▸ **EXERCISE DETAILS**: In the entries below, identify every line with the string "that" and copy it.

▸ **SOURCE RECORDS**:
— BEGIN —
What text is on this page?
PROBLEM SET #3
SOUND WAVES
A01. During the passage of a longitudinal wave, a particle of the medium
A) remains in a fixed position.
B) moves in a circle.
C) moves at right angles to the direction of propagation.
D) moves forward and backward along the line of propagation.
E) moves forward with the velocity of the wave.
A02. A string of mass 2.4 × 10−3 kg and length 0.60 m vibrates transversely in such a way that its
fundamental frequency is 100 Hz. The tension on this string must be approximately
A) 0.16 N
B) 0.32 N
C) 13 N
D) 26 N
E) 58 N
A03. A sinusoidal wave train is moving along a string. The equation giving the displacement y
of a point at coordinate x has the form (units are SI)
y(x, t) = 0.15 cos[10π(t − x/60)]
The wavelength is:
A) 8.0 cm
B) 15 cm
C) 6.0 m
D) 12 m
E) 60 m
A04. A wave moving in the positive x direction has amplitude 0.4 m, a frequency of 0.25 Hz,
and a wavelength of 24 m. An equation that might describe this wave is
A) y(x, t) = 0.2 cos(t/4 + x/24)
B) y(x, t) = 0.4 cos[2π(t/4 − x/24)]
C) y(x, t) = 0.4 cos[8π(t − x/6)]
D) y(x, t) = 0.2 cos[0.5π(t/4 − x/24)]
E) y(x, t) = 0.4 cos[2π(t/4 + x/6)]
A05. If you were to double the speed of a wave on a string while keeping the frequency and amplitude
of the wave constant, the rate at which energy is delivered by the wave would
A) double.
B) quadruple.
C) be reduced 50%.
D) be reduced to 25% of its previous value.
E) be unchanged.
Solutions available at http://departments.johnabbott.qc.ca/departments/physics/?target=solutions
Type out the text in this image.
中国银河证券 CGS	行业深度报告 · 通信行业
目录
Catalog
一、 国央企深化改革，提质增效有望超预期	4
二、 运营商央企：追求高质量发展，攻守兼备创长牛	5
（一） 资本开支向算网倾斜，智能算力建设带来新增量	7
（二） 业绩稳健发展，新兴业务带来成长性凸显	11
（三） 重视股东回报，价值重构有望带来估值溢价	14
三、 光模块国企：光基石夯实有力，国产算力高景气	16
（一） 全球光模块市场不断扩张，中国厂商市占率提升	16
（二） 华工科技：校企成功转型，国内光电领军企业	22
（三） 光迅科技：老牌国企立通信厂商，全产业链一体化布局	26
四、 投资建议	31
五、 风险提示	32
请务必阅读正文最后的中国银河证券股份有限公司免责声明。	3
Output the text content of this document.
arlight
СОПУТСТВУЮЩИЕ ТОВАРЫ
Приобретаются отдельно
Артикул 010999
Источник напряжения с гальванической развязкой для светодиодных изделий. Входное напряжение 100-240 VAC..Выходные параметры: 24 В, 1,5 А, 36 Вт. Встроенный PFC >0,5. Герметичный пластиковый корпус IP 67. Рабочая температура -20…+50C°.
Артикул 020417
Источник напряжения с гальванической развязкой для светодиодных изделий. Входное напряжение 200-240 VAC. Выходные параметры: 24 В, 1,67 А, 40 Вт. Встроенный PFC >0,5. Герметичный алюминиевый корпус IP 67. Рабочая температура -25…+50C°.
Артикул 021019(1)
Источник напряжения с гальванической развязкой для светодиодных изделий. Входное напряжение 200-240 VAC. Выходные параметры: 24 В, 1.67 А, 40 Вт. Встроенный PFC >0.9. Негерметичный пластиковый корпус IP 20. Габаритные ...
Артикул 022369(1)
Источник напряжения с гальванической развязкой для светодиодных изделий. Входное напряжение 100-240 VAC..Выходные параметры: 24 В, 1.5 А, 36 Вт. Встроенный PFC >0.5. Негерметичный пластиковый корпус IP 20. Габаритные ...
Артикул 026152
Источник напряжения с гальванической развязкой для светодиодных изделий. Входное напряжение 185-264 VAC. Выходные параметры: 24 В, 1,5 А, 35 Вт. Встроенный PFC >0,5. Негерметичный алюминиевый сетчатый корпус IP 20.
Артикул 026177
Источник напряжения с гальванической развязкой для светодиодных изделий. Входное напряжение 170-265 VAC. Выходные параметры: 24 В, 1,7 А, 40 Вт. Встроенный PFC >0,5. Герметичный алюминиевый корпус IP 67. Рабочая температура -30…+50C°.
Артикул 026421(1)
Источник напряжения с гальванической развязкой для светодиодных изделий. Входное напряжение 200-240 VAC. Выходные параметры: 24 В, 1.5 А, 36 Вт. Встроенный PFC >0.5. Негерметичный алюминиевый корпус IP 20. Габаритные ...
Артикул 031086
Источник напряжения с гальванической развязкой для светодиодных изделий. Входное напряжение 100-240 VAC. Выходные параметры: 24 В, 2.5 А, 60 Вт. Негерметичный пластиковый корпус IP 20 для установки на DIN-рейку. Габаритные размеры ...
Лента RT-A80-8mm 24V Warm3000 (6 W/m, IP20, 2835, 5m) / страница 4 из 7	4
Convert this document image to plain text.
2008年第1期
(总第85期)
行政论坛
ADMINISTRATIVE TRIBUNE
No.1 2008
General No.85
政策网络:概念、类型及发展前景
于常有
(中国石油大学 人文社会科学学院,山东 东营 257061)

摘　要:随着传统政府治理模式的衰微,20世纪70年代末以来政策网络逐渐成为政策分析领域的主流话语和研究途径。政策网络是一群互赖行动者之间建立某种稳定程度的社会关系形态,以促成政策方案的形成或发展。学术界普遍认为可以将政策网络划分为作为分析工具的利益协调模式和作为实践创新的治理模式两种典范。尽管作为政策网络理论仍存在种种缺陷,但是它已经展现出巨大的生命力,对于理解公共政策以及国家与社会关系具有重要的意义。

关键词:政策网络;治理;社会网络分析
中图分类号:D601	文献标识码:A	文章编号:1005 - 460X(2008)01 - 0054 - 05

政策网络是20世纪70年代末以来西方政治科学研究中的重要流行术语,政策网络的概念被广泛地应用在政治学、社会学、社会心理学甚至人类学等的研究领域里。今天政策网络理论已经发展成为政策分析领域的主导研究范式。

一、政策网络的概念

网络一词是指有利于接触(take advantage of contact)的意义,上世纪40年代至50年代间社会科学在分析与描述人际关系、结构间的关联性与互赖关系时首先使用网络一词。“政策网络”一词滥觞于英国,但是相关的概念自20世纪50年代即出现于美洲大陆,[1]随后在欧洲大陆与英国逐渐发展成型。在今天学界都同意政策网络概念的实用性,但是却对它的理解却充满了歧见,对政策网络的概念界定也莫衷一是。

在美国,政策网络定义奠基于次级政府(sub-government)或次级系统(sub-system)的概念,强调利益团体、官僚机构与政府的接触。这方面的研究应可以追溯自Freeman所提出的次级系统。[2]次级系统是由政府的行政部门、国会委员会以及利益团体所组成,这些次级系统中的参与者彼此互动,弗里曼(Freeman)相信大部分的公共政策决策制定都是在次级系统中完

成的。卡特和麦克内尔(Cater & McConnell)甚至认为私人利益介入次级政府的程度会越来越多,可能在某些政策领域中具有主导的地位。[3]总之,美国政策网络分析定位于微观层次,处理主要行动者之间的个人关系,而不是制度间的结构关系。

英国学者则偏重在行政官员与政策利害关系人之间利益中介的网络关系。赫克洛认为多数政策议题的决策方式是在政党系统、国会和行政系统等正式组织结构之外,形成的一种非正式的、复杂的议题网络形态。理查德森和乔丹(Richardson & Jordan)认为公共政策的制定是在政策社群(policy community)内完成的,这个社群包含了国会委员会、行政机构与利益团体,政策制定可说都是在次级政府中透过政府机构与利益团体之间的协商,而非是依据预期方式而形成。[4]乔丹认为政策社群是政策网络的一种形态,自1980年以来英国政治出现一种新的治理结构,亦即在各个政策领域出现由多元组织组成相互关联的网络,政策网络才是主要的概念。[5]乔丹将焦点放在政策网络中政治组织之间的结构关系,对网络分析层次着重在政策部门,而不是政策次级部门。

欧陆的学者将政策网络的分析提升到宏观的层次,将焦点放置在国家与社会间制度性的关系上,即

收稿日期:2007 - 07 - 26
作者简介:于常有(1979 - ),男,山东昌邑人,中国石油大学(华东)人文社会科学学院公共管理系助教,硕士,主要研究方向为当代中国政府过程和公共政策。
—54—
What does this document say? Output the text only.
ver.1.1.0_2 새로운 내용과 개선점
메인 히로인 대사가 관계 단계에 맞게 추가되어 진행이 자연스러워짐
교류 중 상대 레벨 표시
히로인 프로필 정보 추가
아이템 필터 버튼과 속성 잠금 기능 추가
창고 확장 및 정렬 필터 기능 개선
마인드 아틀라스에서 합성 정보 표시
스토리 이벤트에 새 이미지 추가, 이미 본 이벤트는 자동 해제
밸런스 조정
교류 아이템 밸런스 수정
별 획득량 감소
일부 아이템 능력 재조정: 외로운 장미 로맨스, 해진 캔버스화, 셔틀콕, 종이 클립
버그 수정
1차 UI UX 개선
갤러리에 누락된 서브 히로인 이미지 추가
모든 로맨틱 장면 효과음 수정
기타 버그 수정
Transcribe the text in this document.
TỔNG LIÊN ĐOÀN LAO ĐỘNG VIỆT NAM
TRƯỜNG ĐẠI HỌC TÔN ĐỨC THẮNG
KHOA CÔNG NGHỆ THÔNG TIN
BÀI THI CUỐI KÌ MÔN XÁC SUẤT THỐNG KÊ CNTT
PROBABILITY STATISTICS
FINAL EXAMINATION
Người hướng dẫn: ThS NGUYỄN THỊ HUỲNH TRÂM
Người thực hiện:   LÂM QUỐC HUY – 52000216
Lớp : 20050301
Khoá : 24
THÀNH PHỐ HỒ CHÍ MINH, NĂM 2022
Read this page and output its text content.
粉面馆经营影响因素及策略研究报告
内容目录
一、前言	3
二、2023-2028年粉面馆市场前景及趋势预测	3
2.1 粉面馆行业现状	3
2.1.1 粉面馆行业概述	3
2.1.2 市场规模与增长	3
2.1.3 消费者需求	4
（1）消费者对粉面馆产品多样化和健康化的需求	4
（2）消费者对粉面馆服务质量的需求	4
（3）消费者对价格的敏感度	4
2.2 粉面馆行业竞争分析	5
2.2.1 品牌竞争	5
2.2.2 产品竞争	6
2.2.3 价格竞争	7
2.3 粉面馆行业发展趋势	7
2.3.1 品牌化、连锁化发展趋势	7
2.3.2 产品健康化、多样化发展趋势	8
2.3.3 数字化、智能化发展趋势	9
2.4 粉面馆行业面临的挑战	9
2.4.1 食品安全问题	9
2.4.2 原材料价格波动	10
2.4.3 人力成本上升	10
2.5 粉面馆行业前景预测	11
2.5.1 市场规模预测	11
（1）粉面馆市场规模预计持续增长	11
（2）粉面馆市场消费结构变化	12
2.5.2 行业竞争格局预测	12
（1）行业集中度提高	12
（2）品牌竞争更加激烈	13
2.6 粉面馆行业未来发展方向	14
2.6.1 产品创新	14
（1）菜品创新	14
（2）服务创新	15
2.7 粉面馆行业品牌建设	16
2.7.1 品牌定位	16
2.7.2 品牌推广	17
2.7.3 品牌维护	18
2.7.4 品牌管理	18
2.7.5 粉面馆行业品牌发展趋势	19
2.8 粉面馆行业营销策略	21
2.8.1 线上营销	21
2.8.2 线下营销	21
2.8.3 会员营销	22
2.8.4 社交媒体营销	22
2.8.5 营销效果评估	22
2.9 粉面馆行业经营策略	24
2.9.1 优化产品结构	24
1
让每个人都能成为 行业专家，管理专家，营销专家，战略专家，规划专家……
— END —
▸ **EXERCISE RESULT**:
A02. A string of mass 2.4 × 10−3 kg and length 0.60 m vibrates transversely in such a way that its
and a wavelength of 24 m. An equation that might describe this wave is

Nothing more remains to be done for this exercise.